═══ RECORDS FOR THIS EXERCISE ═══

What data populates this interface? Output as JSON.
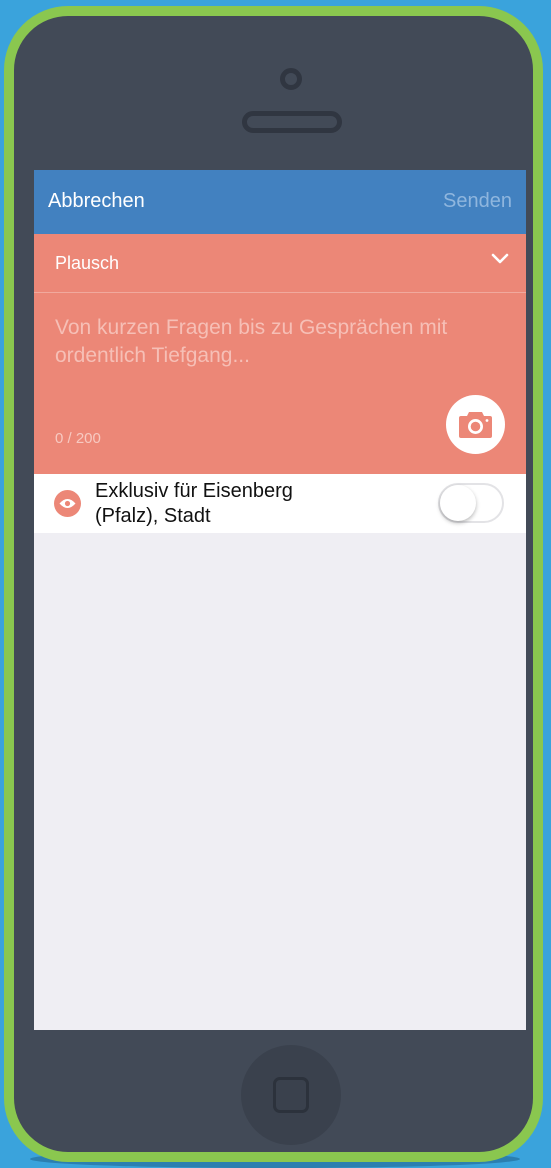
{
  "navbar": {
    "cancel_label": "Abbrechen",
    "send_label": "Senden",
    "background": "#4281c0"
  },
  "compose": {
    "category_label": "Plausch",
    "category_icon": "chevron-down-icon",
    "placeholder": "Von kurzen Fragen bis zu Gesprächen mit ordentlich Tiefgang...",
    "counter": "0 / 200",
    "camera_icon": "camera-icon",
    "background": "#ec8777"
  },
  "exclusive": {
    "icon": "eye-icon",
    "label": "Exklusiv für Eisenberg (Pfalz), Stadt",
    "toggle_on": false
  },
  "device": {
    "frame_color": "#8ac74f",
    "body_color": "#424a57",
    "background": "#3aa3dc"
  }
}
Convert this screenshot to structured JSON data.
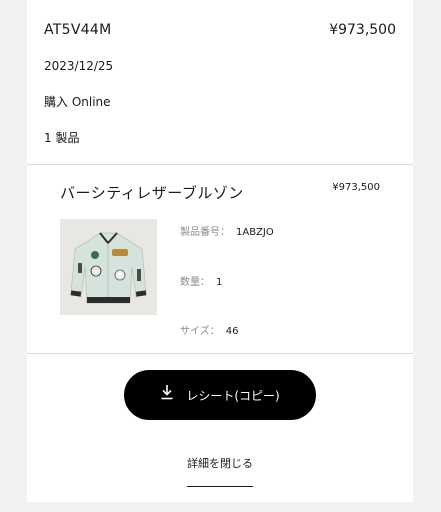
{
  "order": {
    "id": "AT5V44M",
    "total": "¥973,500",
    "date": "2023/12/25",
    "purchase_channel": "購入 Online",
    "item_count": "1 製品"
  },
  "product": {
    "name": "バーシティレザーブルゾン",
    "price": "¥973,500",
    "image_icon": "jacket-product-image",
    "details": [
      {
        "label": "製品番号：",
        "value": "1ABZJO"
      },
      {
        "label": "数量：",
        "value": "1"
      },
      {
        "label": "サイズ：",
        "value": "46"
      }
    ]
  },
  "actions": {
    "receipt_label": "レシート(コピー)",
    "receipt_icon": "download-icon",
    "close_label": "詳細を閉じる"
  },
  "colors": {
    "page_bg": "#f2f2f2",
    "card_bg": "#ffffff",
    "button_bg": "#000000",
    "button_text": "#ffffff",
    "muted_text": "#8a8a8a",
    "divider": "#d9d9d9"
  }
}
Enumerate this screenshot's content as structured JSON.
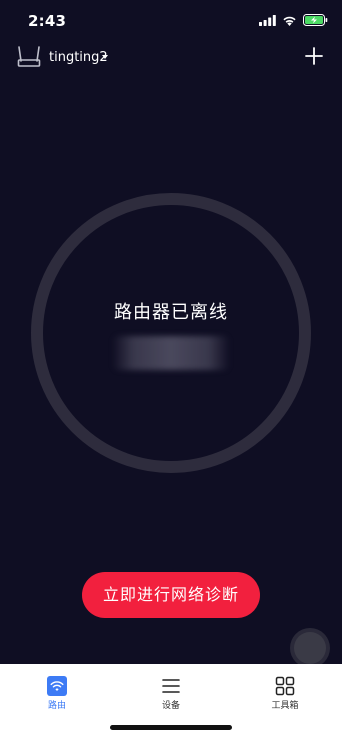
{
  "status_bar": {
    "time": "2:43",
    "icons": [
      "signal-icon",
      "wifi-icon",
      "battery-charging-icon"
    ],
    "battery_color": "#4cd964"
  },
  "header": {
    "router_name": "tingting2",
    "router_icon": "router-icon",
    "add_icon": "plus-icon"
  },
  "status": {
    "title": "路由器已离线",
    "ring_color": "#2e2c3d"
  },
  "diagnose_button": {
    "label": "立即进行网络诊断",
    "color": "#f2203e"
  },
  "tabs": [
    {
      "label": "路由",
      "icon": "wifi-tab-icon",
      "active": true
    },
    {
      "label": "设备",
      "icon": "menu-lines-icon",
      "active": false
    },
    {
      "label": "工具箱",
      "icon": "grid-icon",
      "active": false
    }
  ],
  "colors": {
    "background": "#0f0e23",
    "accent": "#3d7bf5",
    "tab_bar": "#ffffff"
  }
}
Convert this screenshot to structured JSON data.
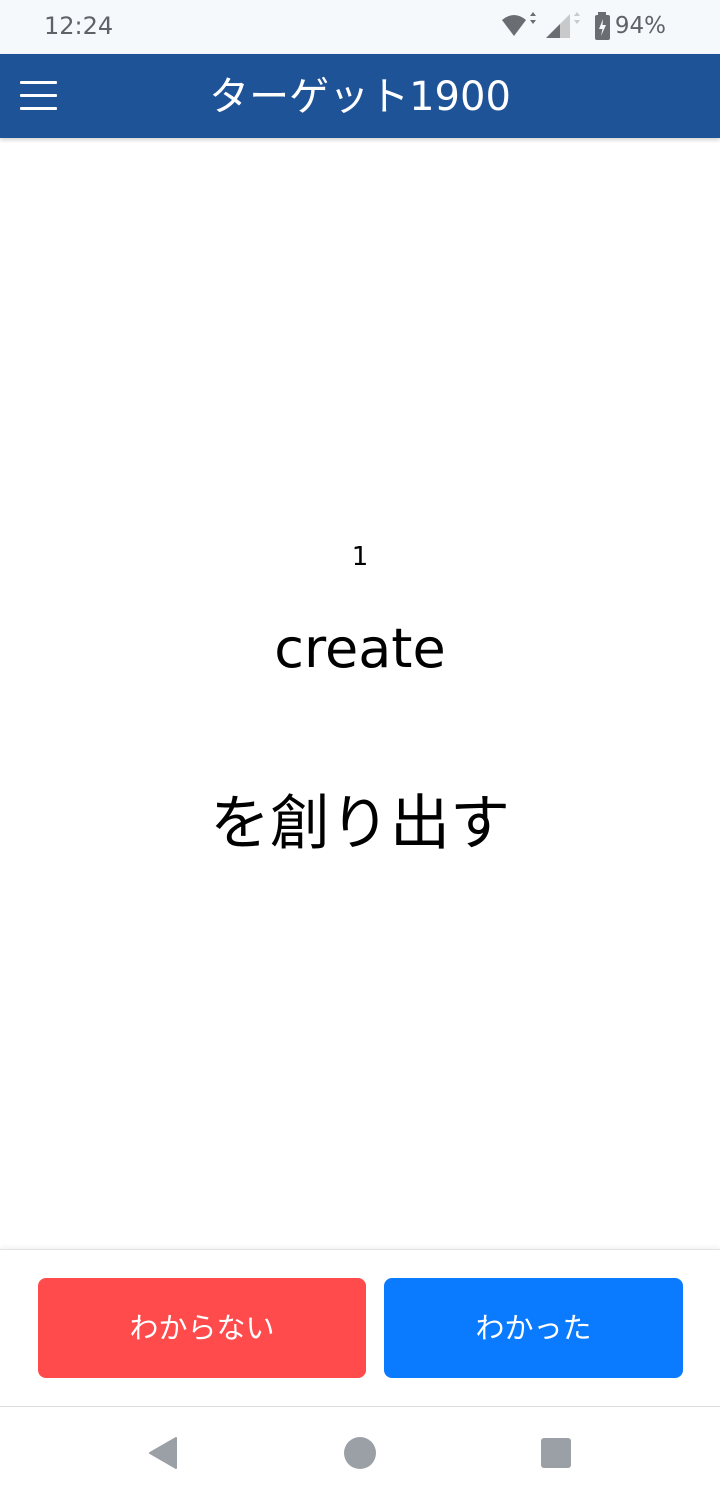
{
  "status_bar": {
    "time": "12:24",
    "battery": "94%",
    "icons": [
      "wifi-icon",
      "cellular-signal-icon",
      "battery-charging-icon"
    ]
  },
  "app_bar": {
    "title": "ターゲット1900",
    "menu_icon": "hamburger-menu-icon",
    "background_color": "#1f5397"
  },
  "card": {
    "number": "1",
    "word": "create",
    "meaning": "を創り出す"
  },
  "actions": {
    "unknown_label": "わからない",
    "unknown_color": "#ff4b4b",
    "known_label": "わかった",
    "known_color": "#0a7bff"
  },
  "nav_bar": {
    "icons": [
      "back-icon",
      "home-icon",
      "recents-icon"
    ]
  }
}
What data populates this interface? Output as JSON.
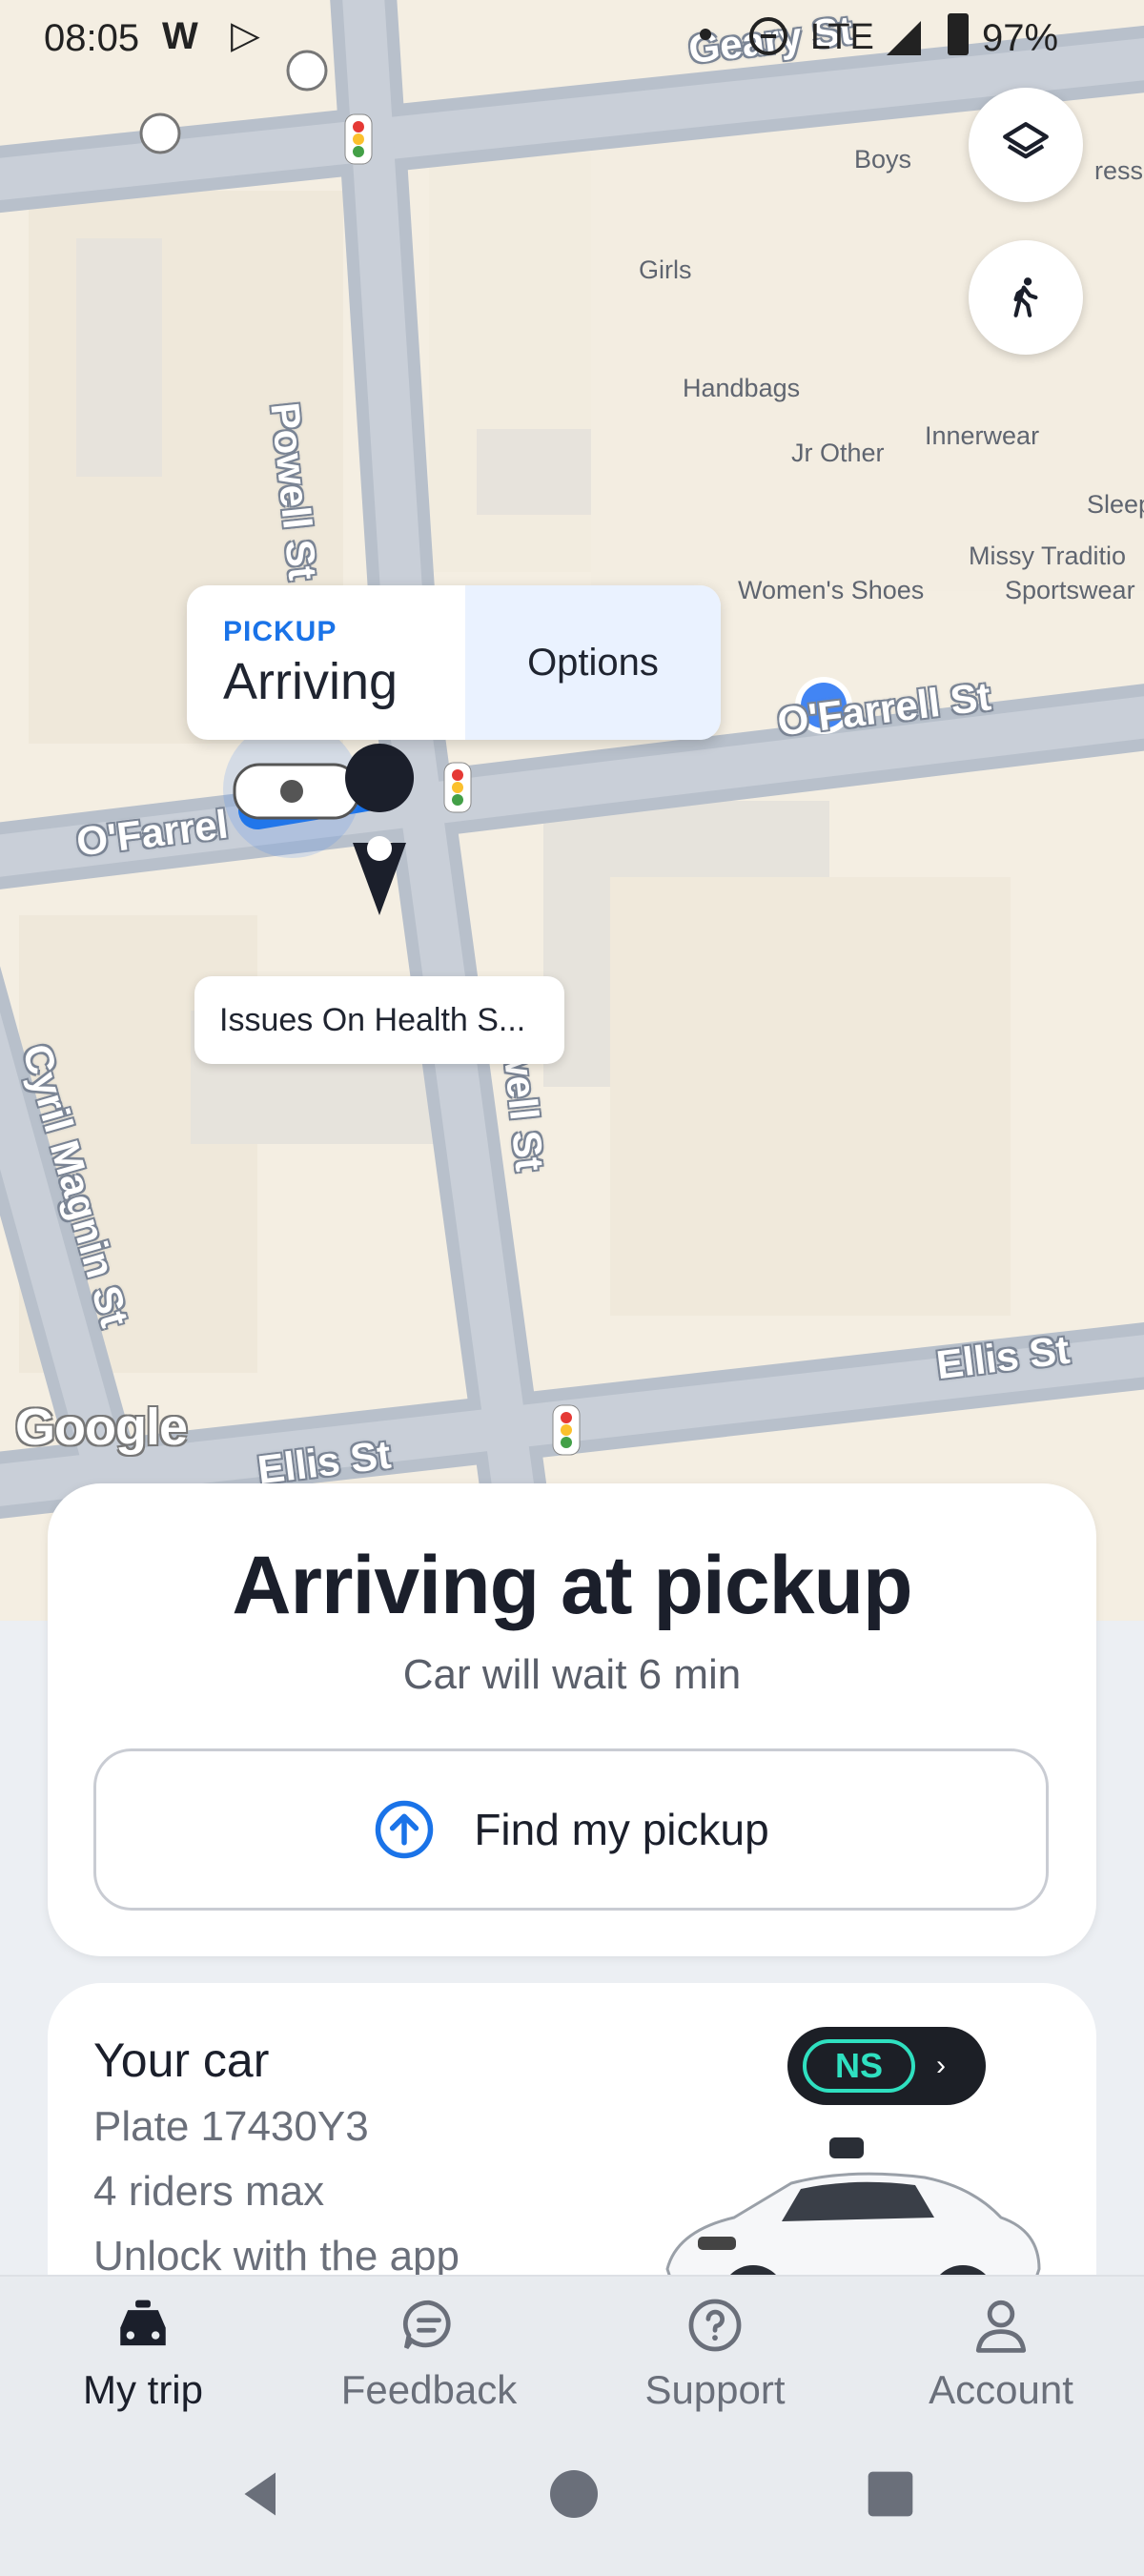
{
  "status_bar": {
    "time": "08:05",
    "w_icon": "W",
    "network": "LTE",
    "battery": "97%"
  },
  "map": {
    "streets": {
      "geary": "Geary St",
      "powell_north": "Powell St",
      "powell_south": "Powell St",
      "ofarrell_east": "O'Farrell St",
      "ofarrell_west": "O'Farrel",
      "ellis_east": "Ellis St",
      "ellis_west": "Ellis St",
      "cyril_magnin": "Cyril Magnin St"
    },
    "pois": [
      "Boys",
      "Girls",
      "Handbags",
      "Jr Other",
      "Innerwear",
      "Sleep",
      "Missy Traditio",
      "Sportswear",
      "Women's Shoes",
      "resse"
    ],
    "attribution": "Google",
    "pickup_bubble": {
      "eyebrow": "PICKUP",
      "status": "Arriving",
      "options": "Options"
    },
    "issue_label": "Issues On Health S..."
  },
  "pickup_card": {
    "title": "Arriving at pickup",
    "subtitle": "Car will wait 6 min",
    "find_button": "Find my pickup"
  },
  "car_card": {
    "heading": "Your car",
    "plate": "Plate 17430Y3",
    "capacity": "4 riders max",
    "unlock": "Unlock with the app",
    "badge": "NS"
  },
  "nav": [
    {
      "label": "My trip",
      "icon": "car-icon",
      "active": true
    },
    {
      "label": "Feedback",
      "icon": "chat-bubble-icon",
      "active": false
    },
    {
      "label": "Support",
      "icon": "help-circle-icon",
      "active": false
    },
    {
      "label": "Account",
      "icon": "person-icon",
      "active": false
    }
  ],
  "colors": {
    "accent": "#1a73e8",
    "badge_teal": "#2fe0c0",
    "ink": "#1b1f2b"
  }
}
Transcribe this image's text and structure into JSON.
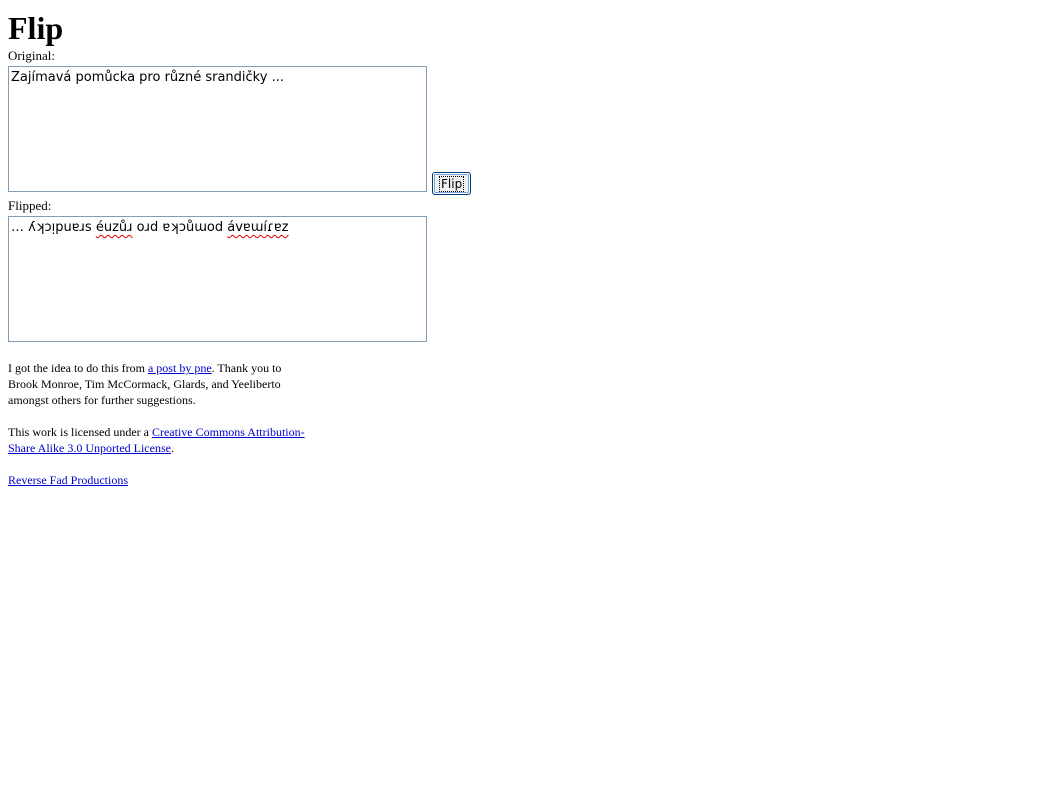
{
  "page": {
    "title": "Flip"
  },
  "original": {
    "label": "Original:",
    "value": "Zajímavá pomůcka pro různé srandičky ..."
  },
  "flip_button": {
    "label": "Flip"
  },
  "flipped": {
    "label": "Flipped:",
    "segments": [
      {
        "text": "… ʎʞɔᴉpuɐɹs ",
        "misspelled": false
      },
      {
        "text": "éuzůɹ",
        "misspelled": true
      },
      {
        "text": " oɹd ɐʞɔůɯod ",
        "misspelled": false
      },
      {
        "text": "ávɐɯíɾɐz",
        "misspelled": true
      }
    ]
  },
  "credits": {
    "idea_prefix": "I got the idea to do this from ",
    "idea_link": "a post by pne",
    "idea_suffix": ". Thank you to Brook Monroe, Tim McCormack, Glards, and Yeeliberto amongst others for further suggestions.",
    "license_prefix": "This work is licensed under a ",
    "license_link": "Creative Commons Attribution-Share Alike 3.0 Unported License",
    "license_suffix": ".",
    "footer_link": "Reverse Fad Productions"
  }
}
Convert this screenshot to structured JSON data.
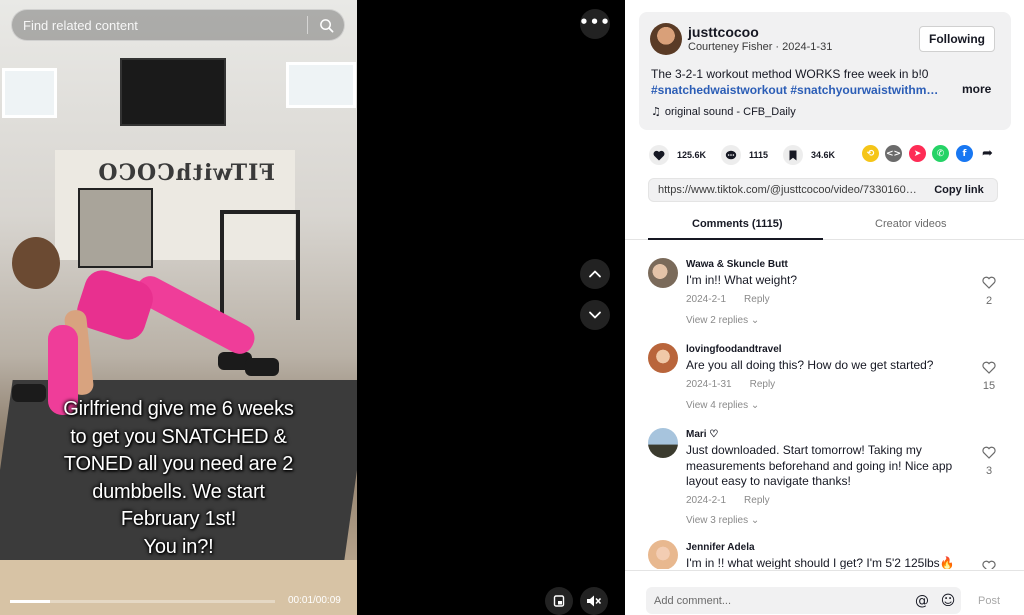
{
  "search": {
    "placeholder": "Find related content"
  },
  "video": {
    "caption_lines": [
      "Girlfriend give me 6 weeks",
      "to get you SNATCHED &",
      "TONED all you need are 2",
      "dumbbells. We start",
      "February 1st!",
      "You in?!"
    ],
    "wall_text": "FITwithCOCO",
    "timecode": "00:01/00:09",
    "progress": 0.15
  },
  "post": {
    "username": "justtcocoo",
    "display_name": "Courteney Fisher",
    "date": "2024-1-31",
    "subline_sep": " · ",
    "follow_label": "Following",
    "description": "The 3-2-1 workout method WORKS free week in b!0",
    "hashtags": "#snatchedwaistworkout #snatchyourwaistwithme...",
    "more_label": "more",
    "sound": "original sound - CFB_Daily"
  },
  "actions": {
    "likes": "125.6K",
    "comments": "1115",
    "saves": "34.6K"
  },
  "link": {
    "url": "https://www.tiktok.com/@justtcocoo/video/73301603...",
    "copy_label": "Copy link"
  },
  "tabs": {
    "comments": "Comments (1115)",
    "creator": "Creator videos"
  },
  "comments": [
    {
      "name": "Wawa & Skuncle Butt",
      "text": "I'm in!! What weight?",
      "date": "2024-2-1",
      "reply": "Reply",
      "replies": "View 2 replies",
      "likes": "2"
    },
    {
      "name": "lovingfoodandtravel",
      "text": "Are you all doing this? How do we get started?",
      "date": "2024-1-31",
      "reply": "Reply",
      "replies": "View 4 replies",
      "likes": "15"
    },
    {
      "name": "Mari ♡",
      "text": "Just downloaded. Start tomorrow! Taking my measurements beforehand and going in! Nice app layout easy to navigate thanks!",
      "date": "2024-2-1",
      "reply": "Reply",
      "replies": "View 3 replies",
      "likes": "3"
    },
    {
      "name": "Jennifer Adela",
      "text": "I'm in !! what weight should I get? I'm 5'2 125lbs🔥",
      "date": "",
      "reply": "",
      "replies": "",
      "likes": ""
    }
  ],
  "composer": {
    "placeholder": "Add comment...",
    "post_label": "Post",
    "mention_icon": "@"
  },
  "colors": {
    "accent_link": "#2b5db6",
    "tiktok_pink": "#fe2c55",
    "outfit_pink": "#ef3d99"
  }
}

═══

Looking at the data above, how many lines hold the word "content"? Respond with the number alone.

2